*Data entries*.
** BEGIN **

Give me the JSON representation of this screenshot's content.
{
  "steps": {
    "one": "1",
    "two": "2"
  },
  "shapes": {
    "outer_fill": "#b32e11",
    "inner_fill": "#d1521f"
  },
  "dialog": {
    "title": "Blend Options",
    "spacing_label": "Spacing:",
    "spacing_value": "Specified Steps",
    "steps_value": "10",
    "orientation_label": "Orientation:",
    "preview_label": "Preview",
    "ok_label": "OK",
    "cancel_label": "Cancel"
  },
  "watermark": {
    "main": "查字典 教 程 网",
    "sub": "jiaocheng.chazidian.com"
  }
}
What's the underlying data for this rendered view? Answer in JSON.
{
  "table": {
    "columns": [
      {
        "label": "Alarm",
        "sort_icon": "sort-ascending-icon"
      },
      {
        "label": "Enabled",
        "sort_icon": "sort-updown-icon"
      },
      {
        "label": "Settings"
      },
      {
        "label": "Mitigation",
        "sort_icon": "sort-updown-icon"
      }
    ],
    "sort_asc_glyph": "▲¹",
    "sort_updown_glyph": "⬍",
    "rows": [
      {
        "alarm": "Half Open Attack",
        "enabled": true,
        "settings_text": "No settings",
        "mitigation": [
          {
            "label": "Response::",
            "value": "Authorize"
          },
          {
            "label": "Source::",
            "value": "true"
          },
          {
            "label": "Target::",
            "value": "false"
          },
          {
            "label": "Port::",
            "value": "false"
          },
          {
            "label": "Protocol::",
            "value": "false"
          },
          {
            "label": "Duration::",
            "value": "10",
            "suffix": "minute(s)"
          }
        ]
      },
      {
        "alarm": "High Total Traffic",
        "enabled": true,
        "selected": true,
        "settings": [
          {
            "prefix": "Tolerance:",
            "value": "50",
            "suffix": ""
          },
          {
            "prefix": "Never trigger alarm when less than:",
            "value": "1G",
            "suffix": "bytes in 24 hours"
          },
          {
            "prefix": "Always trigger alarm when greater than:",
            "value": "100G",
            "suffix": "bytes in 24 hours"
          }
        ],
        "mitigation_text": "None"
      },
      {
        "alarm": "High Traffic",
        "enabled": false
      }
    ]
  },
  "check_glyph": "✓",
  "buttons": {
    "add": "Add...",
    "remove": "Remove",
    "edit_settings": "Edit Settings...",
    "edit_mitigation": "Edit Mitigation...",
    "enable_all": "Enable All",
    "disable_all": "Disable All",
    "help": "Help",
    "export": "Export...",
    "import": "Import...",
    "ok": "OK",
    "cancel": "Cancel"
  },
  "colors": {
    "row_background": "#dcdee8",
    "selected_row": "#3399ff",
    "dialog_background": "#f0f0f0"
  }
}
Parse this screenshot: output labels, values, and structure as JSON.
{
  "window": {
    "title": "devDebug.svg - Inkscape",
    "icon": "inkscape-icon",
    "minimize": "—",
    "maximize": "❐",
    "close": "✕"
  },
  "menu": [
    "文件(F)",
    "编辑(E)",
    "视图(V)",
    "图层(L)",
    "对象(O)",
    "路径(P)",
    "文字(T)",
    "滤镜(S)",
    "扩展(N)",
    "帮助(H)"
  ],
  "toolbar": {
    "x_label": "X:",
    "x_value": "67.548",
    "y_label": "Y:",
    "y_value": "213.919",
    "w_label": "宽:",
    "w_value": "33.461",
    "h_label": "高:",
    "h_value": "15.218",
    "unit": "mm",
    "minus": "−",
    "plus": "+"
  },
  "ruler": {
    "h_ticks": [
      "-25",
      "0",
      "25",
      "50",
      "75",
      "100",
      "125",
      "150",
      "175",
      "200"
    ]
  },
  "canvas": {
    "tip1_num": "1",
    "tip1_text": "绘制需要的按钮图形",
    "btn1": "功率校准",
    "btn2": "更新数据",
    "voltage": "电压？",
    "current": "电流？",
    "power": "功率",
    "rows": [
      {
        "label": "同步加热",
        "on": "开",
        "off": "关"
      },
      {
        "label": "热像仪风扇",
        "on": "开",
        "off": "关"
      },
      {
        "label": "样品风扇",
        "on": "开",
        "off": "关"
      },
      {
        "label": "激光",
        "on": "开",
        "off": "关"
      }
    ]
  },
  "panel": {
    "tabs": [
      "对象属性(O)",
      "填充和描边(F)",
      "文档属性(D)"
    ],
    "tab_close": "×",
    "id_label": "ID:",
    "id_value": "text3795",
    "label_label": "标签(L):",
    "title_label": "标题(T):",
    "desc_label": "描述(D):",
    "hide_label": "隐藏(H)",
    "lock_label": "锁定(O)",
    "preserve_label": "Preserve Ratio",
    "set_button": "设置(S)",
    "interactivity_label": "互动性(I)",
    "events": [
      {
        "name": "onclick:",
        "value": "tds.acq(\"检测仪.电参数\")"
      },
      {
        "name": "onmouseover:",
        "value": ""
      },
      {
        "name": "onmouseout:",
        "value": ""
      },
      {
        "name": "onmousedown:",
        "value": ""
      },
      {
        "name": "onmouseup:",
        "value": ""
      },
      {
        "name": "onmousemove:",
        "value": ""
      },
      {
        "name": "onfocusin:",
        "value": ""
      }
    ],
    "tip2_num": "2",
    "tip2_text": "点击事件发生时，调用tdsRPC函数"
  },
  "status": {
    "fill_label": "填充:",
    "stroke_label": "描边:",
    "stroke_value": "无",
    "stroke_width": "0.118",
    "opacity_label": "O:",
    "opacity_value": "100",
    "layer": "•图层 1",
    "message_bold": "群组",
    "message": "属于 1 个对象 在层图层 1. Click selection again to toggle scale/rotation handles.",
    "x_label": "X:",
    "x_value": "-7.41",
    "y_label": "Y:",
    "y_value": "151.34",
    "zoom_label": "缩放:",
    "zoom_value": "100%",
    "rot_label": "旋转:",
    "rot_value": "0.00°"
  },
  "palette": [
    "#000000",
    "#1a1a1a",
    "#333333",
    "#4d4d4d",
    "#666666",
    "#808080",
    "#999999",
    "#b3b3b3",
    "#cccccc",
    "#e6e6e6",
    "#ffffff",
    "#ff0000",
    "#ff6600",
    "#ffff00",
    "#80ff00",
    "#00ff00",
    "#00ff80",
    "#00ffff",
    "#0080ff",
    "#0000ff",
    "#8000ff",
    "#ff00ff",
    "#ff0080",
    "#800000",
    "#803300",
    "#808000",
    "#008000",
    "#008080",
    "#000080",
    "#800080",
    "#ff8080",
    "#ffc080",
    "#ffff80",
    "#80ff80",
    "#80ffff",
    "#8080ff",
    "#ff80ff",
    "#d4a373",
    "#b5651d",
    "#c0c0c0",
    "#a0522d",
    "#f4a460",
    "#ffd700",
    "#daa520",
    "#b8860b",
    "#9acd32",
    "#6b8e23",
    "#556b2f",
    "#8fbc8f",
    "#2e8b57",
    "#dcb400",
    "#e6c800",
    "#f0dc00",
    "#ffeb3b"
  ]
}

** END **

*WORK TO DO*.
Quote all of the entries verbatim.

*RESULT FOR THIS TASK*.
Give me the JSON representation of this screenshot's content.
{
  "steps": {
    "one": "1",
    "two": "2"
  },
  "shapes": {
    "outer_fill": "#b32e11",
    "inner_fill": "#d1521f"
  },
  "dialog": {
    "title": "Blend Options",
    "spacing_label": "Spacing:",
    "spacing_value": "Specified Steps",
    "steps_value": "10",
    "orientation_label": "Orientation:",
    "preview_label": "Preview",
    "ok_label": "OK",
    "cancel_label": "Cancel"
  },
  "watermark": {
    "main": "查字典 教 程 网",
    "sub": "jiaocheng.chazidian.com"
  }
}
What's the underlying data for this rendered view? Answer in JSON.
{
  "table": {
    "columns": [
      {
        "label": "Alarm",
        "sort_icon": "sort-ascending-icon"
      },
      {
        "label": "Enabled",
        "sort_icon": "sort-updown-icon"
      },
      {
        "label": "Settings"
      },
      {
        "label": "Mitigation",
        "sort_icon": "sort-updown-icon"
      }
    ],
    "sort_asc_glyph": "▲¹",
    "sort_updown_glyph": "⬍",
    "rows": [
      {
        "alarm": "Half Open Attack",
        "enabled": true,
        "settings_text": "No settings",
        "mitigation": [
          {
            "label": "Response::",
            "value": "Authorize"
          },
          {
            "label": "Source::",
            "value": "true"
          },
          {
            "label": "Target::",
            "value": "false"
          },
          {
            "label": "Port::",
            "value": "false"
          },
          {
            "label": "Protocol::",
            "value": "false"
          },
          {
            "label": "Duration::",
            "value": "10",
            "suffix": "minute(s)"
          }
        ]
      },
      {
        "alarm": "High Total Traffic",
        "enabled": true,
        "selected": true,
        "settings": [
          {
            "prefix": "Tolerance:",
            "value": "50",
            "suffix": ""
          },
          {
            "prefix": "Never trigger alarm when less than:",
            "value": "1G",
            "suffix": "bytes in 24 hours"
          },
          {
            "prefix": "Always trigger alarm when greater than:",
            "value": "100G",
            "suffix": "bytes in 24 hours"
          }
        ],
        "mitigation_text": "None"
      },
      {
        "alarm": "High Traffic",
        "enabled": false
      }
    ]
  },
  "check_glyph": "✓",
  "buttons": {
    "add": "Add...",
    "remove": "Remove",
    "edit_settings": "Edit Settings...",
    "edit_mitigation": "Edit Mitigation...",
    "enable_all": "Enable All",
    "disable_all": "Disable All",
    "help": "Help",
    "export": "Export...",
    "import": "Import...",
    "ok": "OK",
    "cancel": "Cancel"
  },
  "colors": {
    "row_background": "#dcdee8",
    "selected_row": "#3399ff",
    "dialog_background": "#f0f0f0"
  }
}
Parse this screenshot: output labels, values, and structure as JSON.
{
  "window": {
    "title": "devDebug.svg - Inkscape",
    "icon": "inkscape-icon",
    "minimize": "—",
    "maximize": "❐",
    "close": "✕"
  },
  "menu": [
    "文件(F)",
    "编辑(E)",
    "视图(V)",
    "图层(L)",
    "对象(O)",
    "路径(P)",
    "文字(T)",
    "滤镜(S)",
    "扩展(N)",
    "帮助(H)"
  ],
  "toolbar": {
    "x_label": "X:",
    "x_value": "67.548",
    "y_label": "Y:",
    "y_value": "213.919",
    "w_label": "宽:",
    "w_value": "33.461",
    "h_label": "高:",
    "h_value": "15.218",
    "unit": "mm",
    "minus": "−",
    "plus": "+"
  },
  "ruler": {
    "h_ticks": [
      "-25",
      "0",
      "25",
      "50",
      "75",
      "100",
      "125",
      "150",
      "175",
      "200"
    ]
  },
  "canvas": {
    "tip1_num": "1",
    "tip1_text": "绘制需要的按钮图形",
    "btn1": "功率校准",
    "btn2": "更新数据",
    "voltage": "电压？",
    "current": "电流？",
    "power": "功率",
    "rows": [
      {
        "label": "同步加热",
        "on": "开",
        "off": "关"
      },
      {
        "label": "热像仪风扇",
        "on": "开",
        "off": "关"
      },
      {
        "label": "样品风扇",
        "on": "开",
        "off": "关"
      },
      {
        "label": "激光",
        "on": "开",
        "off": "关"
      }
    ]
  },
  "panel": {
    "tabs": [
      "对象属性(O)",
      "填充和描边(F)",
      "文档属性(D)"
    ],
    "tab_close": "×",
    "id_label": "ID:",
    "id_value": "text3795",
    "label_label": "标签(L):",
    "title_label": "标题(T):",
    "desc_label": "描述(D):",
    "hide_label": "隐藏(H)",
    "lock_label": "锁定(O)",
    "preserve_label": "Preserve Ratio",
    "set_button": "设置(S)",
    "interactivity_label": "互动性(I)",
    "events": [
      {
        "name": "onclick:",
        "value": "tds.acq(\"检测仪.电参数\")"
      },
      {
        "name": "onmouseover:",
        "value": ""
      },
      {
        "name": "onmouseout:",
        "value": ""
      },
      {
        "name": "onmousedown:",
        "value": ""
      },
      {
        "name": "onmouseup:",
        "value": ""
      },
      {
        "name": "onmousemove:",
        "value": ""
      },
      {
        "name": "onfocusin:",
        "value": ""
      }
    ],
    "tip2_num": "2",
    "tip2_text": "点击事件发生时，调用tdsRPC函数"
  },
  "status": {
    "fill_label": "填充:",
    "stroke_label": "描边:",
    "stroke_value": "无",
    "stroke_width": "0.118",
    "opacity_label": "O:",
    "opacity_value": "100",
    "layer": "•图层 1",
    "message_bold": "群组",
    "message": "属于 1 个对象 在层图层 1. Click selection again to toggle scale/rotation handles.",
    "x_label": "X:",
    "x_value": "-7.41",
    "y_label": "Y:",
    "y_value": "151.34",
    "zoom_label": "缩放:",
    "zoom_value": "100%",
    "rot_label": "旋转:",
    "rot_value": "0.00°"
  },
  "palette": [
    "#000000",
    "#1a1a1a",
    "#333333",
    "#4d4d4d",
    "#666666",
    "#808080",
    "#999999",
    "#b3b3b3",
    "#cccccc",
    "#e6e6e6",
    "#ffffff",
    "#ff0000",
    "#ff6600",
    "#ffff00",
    "#80ff00",
    "#00ff00",
    "#00ff80",
    "#00ffff",
    "#0080ff",
    "#0000ff",
    "#8000ff",
    "#ff00ff",
    "#ff0080",
    "#800000",
    "#803300",
    "#808000",
    "#008000",
    "#008080",
    "#000080",
    "#800080",
    "#ff8080",
    "#ffc080",
    "#ffff80",
    "#80ff80",
    "#80ffff",
    "#8080ff",
    "#ff80ff",
    "#d4a373",
    "#b5651d",
    "#c0c0c0",
    "#a0522d",
    "#f4a460",
    "#ffd700",
    "#daa520",
    "#b8860b",
    "#9acd32",
    "#6b8e23",
    "#556b2f",
    "#8fbc8f",
    "#2e8b57",
    "#dcb400",
    "#e6c800",
    "#f0dc00",
    "#ffeb3b"
  ]
}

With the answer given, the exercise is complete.